# GOAL OF THE EXERCISE
Copy down every line where the string "personal" shows up.

# SUPPLIED RECORDS

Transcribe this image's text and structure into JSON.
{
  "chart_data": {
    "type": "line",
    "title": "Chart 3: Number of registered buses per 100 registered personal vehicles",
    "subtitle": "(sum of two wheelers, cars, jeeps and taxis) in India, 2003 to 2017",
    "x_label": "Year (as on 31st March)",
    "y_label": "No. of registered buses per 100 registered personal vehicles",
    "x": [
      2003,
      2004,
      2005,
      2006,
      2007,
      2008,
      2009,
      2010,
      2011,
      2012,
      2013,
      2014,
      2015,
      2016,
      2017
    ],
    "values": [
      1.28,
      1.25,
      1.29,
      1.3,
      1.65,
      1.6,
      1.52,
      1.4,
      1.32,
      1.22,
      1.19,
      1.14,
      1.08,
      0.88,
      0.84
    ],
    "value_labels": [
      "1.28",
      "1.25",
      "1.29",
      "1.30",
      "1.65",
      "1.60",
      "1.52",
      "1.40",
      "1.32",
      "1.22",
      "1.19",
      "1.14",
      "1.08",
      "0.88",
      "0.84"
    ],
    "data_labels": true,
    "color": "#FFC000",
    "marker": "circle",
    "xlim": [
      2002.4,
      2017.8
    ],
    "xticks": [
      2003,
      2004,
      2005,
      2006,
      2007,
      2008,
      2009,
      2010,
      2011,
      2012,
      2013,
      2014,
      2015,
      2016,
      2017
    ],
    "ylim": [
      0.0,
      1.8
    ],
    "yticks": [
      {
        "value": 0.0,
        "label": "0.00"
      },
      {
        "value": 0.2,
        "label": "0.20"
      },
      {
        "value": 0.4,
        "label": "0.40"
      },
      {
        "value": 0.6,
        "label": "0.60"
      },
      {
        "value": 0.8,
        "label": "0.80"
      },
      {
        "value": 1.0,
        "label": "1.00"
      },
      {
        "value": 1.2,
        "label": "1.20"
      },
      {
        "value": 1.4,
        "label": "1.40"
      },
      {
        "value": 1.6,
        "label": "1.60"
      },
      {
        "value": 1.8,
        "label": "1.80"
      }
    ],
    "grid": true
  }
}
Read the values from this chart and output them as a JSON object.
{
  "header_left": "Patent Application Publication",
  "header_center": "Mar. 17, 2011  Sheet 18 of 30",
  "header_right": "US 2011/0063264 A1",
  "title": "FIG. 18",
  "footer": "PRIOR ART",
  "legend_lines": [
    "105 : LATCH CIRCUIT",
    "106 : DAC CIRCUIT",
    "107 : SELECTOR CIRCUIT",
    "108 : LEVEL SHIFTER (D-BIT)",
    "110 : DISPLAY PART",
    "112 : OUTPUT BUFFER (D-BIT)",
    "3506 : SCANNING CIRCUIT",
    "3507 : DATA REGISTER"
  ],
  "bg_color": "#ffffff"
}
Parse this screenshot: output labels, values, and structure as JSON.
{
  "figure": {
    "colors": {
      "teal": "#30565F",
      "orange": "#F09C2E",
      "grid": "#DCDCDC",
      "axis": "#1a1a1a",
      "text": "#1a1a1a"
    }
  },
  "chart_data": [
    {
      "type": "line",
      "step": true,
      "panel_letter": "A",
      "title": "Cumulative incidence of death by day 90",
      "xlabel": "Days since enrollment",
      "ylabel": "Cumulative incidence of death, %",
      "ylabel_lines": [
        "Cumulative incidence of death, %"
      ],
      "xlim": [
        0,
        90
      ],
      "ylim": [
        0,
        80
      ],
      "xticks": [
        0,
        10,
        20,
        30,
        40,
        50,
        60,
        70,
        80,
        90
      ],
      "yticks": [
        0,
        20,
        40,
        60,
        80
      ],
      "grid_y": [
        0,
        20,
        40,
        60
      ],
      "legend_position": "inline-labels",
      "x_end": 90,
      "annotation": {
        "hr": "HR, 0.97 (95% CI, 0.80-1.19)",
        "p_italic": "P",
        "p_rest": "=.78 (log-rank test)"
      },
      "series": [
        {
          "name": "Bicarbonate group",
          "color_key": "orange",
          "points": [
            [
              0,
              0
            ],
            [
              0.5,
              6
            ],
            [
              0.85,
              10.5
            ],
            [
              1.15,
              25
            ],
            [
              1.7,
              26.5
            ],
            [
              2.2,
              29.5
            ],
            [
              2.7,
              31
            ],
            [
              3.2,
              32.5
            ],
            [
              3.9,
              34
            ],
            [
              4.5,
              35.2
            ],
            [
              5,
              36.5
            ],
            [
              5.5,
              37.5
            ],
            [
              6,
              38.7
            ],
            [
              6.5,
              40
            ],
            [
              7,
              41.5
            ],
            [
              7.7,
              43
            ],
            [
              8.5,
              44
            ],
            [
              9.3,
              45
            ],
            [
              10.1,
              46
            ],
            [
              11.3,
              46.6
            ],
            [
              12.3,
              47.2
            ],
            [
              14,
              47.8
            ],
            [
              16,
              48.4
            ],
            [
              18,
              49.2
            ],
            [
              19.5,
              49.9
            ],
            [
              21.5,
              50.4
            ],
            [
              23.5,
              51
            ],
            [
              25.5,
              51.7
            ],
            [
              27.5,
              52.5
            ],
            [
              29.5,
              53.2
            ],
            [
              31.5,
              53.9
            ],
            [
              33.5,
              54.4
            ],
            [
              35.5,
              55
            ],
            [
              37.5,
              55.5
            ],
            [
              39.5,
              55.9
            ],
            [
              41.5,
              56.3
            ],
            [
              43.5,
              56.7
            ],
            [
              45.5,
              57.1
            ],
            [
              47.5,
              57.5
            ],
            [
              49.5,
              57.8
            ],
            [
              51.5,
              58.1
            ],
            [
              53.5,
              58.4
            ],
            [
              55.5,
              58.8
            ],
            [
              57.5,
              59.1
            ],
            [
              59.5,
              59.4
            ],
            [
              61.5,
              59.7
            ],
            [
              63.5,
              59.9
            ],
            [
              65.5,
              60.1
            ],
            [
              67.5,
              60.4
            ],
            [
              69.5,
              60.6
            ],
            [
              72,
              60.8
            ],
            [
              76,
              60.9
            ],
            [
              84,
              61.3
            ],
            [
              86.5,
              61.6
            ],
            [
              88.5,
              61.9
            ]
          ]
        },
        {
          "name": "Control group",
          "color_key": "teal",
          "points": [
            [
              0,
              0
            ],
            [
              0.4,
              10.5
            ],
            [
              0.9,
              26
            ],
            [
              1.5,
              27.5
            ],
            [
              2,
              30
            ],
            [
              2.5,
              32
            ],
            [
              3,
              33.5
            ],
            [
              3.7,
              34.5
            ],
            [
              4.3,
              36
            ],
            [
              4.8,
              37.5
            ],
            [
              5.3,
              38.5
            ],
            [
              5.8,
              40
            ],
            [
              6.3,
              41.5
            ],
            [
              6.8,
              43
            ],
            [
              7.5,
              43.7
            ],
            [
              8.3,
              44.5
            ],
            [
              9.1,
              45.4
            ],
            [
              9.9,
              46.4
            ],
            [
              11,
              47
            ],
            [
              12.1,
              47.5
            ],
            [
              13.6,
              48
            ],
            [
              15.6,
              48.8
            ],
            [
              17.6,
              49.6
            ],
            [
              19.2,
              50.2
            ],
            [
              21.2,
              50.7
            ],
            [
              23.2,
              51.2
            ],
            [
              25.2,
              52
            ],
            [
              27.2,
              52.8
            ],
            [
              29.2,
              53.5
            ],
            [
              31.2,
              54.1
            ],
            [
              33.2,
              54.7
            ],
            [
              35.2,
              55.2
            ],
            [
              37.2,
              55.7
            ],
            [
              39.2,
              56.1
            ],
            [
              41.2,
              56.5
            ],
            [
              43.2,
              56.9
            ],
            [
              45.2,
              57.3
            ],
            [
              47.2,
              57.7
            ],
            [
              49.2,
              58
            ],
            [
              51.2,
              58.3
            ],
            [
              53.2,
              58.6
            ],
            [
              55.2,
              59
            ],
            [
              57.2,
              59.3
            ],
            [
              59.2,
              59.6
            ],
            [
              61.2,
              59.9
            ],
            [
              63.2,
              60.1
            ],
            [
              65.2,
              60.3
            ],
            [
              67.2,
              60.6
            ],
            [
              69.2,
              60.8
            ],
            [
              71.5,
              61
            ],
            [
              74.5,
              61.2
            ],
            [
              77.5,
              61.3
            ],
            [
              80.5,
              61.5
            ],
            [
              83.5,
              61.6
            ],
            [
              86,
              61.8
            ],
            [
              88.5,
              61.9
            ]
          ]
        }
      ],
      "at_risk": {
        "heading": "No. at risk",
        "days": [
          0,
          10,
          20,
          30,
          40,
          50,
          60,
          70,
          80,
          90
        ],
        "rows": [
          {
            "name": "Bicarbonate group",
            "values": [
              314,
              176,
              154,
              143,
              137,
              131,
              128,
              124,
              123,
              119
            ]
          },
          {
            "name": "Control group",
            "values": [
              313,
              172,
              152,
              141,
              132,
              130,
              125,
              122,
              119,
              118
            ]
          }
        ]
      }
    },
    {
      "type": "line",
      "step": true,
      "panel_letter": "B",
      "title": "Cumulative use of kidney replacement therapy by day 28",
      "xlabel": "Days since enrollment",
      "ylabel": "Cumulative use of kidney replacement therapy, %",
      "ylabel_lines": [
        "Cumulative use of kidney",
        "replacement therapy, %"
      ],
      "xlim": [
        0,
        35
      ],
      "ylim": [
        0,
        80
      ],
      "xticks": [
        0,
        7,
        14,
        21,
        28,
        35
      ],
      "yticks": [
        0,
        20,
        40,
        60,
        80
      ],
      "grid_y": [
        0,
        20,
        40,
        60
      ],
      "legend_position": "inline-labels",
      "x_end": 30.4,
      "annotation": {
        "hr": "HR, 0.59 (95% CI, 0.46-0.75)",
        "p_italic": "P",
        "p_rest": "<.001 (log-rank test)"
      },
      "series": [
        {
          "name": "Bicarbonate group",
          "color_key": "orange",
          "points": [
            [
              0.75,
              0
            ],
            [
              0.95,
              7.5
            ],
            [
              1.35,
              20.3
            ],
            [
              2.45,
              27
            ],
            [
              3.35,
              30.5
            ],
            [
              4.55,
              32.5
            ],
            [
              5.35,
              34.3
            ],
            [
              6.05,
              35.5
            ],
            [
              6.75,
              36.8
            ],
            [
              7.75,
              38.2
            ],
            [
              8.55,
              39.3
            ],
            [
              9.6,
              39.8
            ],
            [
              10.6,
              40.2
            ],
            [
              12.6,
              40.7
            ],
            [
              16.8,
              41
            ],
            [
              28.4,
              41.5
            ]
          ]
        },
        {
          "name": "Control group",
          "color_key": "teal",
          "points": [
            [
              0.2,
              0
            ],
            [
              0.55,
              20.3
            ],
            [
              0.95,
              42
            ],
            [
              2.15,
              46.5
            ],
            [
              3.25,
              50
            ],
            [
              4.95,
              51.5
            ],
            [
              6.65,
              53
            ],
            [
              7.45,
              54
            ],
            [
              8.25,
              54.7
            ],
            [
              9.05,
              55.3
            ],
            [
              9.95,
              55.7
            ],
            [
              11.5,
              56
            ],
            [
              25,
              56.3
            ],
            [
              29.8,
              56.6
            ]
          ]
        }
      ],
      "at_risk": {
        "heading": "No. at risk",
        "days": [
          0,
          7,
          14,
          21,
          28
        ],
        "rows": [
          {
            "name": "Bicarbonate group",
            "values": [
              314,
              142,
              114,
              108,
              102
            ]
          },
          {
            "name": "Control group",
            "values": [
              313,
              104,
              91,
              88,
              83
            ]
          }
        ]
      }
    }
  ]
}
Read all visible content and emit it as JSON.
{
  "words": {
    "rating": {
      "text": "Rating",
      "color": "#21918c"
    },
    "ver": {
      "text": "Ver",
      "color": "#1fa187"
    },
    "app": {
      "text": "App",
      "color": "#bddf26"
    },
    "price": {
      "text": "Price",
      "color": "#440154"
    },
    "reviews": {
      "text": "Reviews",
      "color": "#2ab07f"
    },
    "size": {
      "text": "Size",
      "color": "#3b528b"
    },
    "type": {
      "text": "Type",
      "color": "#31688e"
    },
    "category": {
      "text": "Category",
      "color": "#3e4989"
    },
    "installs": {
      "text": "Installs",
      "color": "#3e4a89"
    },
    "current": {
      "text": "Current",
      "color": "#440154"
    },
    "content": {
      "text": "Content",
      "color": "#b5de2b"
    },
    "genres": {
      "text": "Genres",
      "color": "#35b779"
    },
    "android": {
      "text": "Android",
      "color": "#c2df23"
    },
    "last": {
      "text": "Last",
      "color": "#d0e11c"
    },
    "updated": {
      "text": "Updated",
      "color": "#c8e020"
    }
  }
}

# ANSWER IN FULL
    "title": "Chart 3: Number of registered buses per 100 registered personal vehicles",
    "y_label": "No. of registered buses per 100 registered personal vehicles",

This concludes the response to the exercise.